THE RECORDS =
.....

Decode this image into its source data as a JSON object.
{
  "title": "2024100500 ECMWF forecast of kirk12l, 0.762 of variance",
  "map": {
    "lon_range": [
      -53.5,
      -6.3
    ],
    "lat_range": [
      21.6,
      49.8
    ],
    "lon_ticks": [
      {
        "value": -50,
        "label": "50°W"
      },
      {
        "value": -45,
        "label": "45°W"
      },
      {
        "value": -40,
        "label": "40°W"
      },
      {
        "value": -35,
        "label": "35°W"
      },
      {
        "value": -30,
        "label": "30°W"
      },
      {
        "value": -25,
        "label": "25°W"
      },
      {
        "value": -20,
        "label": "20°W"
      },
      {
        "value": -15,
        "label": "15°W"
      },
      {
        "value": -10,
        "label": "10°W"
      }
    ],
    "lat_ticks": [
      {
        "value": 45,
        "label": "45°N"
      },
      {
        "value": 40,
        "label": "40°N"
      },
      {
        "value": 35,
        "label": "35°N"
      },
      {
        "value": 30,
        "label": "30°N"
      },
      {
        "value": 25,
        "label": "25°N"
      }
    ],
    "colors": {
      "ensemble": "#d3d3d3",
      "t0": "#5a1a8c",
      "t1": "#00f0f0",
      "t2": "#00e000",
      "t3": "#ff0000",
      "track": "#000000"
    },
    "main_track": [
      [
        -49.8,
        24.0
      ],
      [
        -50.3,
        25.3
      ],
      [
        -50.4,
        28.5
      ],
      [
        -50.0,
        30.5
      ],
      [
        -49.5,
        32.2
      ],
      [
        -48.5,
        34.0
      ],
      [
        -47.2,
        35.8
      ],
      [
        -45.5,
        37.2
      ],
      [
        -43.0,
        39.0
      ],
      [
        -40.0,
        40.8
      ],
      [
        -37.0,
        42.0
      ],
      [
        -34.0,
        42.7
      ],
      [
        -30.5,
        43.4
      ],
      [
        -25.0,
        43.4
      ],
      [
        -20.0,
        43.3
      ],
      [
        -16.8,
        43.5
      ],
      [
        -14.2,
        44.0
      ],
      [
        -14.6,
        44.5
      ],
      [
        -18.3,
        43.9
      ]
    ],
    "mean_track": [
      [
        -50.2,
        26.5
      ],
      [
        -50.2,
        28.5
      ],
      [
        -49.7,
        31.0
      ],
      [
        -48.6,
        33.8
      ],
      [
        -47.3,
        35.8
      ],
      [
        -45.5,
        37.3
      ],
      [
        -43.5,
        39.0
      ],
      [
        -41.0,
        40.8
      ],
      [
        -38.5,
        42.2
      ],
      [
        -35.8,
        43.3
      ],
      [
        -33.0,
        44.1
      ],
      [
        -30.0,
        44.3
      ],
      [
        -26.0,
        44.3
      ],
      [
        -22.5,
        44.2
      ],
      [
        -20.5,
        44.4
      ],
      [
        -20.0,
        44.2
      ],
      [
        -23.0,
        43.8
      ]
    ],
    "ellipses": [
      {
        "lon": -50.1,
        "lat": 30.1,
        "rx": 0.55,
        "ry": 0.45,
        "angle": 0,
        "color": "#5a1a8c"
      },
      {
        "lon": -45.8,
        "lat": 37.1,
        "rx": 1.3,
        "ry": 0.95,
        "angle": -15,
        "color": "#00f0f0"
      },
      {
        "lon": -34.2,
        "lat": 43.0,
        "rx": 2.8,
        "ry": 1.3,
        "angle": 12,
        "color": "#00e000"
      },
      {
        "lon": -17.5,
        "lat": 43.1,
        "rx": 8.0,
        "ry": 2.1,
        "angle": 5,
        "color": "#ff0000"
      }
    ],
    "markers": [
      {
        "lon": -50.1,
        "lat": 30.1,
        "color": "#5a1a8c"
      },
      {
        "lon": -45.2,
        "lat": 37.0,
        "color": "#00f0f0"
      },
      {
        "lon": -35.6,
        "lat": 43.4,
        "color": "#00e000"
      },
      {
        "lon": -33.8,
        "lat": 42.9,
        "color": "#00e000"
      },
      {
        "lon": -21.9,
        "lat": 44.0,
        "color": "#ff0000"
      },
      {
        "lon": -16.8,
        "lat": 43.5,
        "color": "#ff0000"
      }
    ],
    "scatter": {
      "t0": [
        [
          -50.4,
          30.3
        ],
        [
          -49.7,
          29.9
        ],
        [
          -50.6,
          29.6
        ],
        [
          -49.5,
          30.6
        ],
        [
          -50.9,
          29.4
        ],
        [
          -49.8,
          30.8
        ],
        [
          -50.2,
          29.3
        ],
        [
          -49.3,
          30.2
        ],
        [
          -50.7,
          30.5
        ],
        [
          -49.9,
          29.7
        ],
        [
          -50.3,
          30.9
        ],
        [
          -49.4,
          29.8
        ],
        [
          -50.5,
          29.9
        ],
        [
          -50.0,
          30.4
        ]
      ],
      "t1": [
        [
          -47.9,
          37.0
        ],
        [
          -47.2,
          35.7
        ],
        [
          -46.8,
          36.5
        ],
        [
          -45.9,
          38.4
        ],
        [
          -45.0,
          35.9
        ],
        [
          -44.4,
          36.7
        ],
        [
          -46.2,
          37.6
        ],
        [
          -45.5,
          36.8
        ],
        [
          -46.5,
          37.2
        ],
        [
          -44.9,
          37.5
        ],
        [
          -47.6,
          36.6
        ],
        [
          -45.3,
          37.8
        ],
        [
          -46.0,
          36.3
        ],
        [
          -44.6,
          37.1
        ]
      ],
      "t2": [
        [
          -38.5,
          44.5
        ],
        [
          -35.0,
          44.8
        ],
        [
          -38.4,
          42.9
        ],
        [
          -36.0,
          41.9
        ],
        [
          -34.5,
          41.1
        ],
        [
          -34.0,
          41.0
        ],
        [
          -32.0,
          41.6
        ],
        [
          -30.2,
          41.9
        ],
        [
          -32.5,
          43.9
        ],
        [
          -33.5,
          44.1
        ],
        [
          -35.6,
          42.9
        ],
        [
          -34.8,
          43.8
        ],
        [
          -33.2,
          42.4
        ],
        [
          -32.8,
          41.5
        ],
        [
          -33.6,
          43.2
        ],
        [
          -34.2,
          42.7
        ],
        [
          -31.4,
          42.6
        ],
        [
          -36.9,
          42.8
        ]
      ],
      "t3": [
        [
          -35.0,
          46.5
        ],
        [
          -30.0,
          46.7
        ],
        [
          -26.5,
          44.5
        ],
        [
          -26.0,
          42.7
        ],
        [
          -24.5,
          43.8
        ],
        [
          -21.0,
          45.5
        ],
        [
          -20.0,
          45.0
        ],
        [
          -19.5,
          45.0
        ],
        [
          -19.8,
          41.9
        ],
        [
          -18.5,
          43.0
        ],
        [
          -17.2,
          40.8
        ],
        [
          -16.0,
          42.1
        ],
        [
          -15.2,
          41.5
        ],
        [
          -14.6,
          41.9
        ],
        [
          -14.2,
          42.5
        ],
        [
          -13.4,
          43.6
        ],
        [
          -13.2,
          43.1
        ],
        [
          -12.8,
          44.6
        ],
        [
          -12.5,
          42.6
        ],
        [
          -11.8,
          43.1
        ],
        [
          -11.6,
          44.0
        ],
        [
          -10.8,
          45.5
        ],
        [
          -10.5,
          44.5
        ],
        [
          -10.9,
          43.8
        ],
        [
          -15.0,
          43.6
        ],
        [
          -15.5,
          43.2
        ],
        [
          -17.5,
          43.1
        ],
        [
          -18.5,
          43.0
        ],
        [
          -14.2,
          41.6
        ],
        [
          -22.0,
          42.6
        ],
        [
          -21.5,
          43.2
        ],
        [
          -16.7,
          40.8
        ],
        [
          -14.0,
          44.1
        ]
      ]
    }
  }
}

.....

WHAT THE EXERCISE ASKS =
Set down the material above again, word for word.

RESPONSE =
Decode this image into its source data as a JSON object.
{
  "title": "2024100500 ECMWF forecast of kirk12l, 0.762 of variance",
  "map": {
    "lon_range": [
      -53.5,
      -6.3
    ],
    "lat_range": [
      21.6,
      49.8
    ],
    "lon_ticks": [
      {
        "value": -50,
        "label": "50°W"
      },
      {
        "value": -45,
        "label": "45°W"
      },
      {
        "value": -40,
        "label": "40°W"
      },
      {
        "value": -35,
        "label": "35°W"
      },
      {
        "value": -30,
        "label": "30°W"
      },
      {
        "value": -25,
        "label": "25°W"
      },
      {
        "value": -20,
        "label": "20°W"
      },
      {
        "value": -15,
        "label": "15°W"
      },
      {
        "value": -10,
        "label": "10°W"
      }
    ],
    "lat_ticks": [
      {
        "value": 45,
        "label": "45°N"
      },
      {
        "value": 40,
        "label": "40°N"
      },
      {
        "value": 35,
        "label": "35°N"
      },
      {
        "value": 30,
        "label": "30°N"
      },
      {
        "value": 25,
        "label": "25°N"
      }
    ],
    "colors": {
      "ensemble": "#d3d3d3",
      "t0": "#5a1a8c",
      "t1": "#00f0f0",
      "t2": "#00e000",
      "t3": "#ff0000",
      "track": "#000000"
    },
    "main_track": [
      [
        -49.8,
        24.0
      ],
      [
        -50.3,
        25.3
      ],
      [
        -50.4,
        28.5
      ],
      [
        -50.0,
        30.5
      ],
      [
        -49.5,
        32.2
      ],
      [
        -48.5,
        34.0
      ],
      [
        -47.2,
        35.8
      ],
      [
        -45.5,
        37.2
      ],
      [
        -43.0,
        39.0
      ],
      [
        -40.0,
        40.8
      ],
      [
        -37.0,
        42.0
      ],
      [
        -34.0,
        42.7
      ],
      [
        -30.5,
        43.4
      ],
      [
        -25.0,
        43.4
      ],
      [
        -20.0,
        43.3
      ],
      [
        -16.8,
        43.5
      ],
      [
        -14.2,
        44.0
      ],
      [
        -14.6,
        44.5
      ],
      [
        -18.3,
        43.9
      ]
    ],
    "mean_track": [
      [
        -50.2,
        26.5
      ],
      [
        -50.2,
        28.5
      ],
      [
        -49.7,
        31.0
      ],
      [
        -48.6,
        33.8
      ],
      [
        -47.3,
        35.8
      ],
      [
        -45.5,
        37.3
      ],
      [
        -43.5,
        39.0
      ],
      [
        -41.0,
        40.8
      ],
      [
        -38.5,
        42.2
      ],
      [
        -35.8,
        43.3
      ],
      [
        -33.0,
        44.1
      ],
      [
        -30.0,
        44.3
      ],
      [
        -26.0,
        44.3
      ],
      [
        -22.5,
        44.2
      ],
      [
        -20.5,
        44.4
      ],
      [
        -20.0,
        44.2
      ],
      [
        -23.0,
        43.8
      ]
    ],
    "ellipses": [
      {
        "lon": -50.1,
        "lat": 30.1,
        "rx": 0.55,
        "ry": 0.45,
        "angle": 0,
        "color": "#5a1a8c"
      },
      {
        "lon": -45.8,
        "lat": 37.1,
        "rx": 1.3,
        "ry": 0.95,
        "angle": -15,
        "color": "#00f0f0"
      },
      {
        "lon": -34.2,
        "lat": 43.0,
        "rx": 2.8,
        "ry": 1.3,
        "angle": 12,
        "color": "#00e000"
      },
      {
        "lon": -17.5,
        "lat": 43.1,
        "rx": 8.0,
        "ry": 2.1,
        "angle": 5,
        "color": "#ff0000"
      }
    ],
    "markers": [
      {
        "lon": -50.1,
        "lat": 30.1,
        "color": "#5a1a8c"
      },
      {
        "lon": -45.2,
        "lat": 37.0,
        "color": "#00f0f0"
      },
      {
        "lon": -35.6,
        "lat": 43.4,
        "color": "#00e000"
      },
      {
        "lon": -33.8,
        "lat": 42.9,
        "color": "#00e000"
      },
      {
        "lon": -21.9,
        "lat": 44.0,
        "color": "#ff0000"
      },
      {
        "lon": -16.8,
        "lat": 43.5,
        "color": "#ff0000"
      }
    ],
    "scatter": {
      "t0": [
        [
          -50.4,
          30.3
        ],
        [
          -49.7,
          29.9
        ],
        [
          -50.6,
          29.6
        ],
        [
          -49.5,
          30.6
        ],
        [
          -50.9,
          29.4
        ],
        [
          -49.8,
          30.8
        ],
        [
          -50.2,
          29.3
        ],
        [
          -49.3,
          30.2
        ],
        [
          -50.7,
          30.5
        ],
        [
          -49.9,
          29.7
        ],
        [
          -50.3,
          30.9
        ],
        [
          -49.4,
          29.8
        ],
        [
          -50.5,
          29.9
        ],
        [
          -50.0,
          30.4
        ]
      ],
      "t1": [
        [
          -47.9,
          37.0
        ],
        [
          -47.2,
          35.7
        ],
        [
          -46.8,
          36.5
        ],
        [
          -45.9,
          38.4
        ],
        [
          -45.0,
          35.9
        ],
        [
          -44.4,
          36.7
        ],
        [
          -46.2,
          37.6
        ],
        [
          -45.5,
          36.8
        ],
        [
          -46.5,
          37.2
        ],
        [
          -44.9,
          37.5
        ],
        [
          -47.6,
          36.6
        ],
        [
          -45.3,
          37.8
        ],
        [
          -46.0,
          36.3
        ],
        [
          -44.6,
          37.1
        ]
      ],
      "t2": [
        [
          -38.5,
          44.5
        ],
        [
          -35.0,
          44.8
        ],
        [
          -38.4,
          42.9
        ],
        [
          -36.0,
          41.9
        ],
        [
          -34.5,
          41.1
        ],
        [
          -34.0,
          41.0
        ],
        [
          -32.0,
          41.6
        ],
        [
          -30.2,
          41.9
        ],
        [
          -32.5,
          43.9
        ],
        [
          -33.5,
          44.1
        ],
        [
          -35.6,
          42.9
        ],
        [
          -34.8,
          43.8
        ],
        [
          -33.2,
          42.4
        ],
        [
          -32.8,
          41.5
        ],
        [
          -33.6,
          43.2
        ],
        [
          -34.2,
          42.7
        ],
        [
          -31.4,
          42.6
        ],
        [
          -36.9,
          42.8
        ]
      ],
      "t3": [
        [
          -35.0,
          46.5
        ],
        [
          -30.0,
          46.7
        ],
        [
          -26.5,
          44.5
        ],
        [
          -26.0,
          42.7
        ],
        [
          -24.5,
          43.8
        ],
        [
          -21.0,
          45.5
        ],
        [
          -20.0,
          45.0
        ],
        [
          -19.5,
          45.0
        ],
        [
          -19.8,
          41.9
        ],
        [
          -18.5,
          43.0
        ],
        [
          -17.2,
          40.8
        ],
        [
          -16.0,
          42.1
        ],
        [
          -15.2,
          41.5
        ],
        [
          -14.6,
          41.9
        ],
        [
          -14.2,
          42.5
        ],
        [
          -13.4,
          43.6
        ],
        [
          -13.2,
          43.1
        ],
        [
          -12.8,
          44.6
        ],
        [
          -12.5,
          42.6
        ],
        [
          -11.8,
          43.1
        ],
        [
          -11.6,
          44.0
        ],
        [
          -10.8,
          45.5
        ],
        [
          -10.5,
          44.5
        ],
        [
          -10.9,
          43.8
        ],
        [
          -15.0,
          43.6
        ],
        [
          -15.5,
          43.2
        ],
        [
          -17.5,
          43.1
        ],
        [
          -18.5,
          43.0
        ],
        [
          -14.2,
          41.6
        ],
        [
          -22.0,
          42.6
        ],
        [
          -21.5,
          43.2
        ],
        [
          -16.7,
          40.8
        ],
        [
          -14.0,
          44.1
        ]
      ]
    }
  }
}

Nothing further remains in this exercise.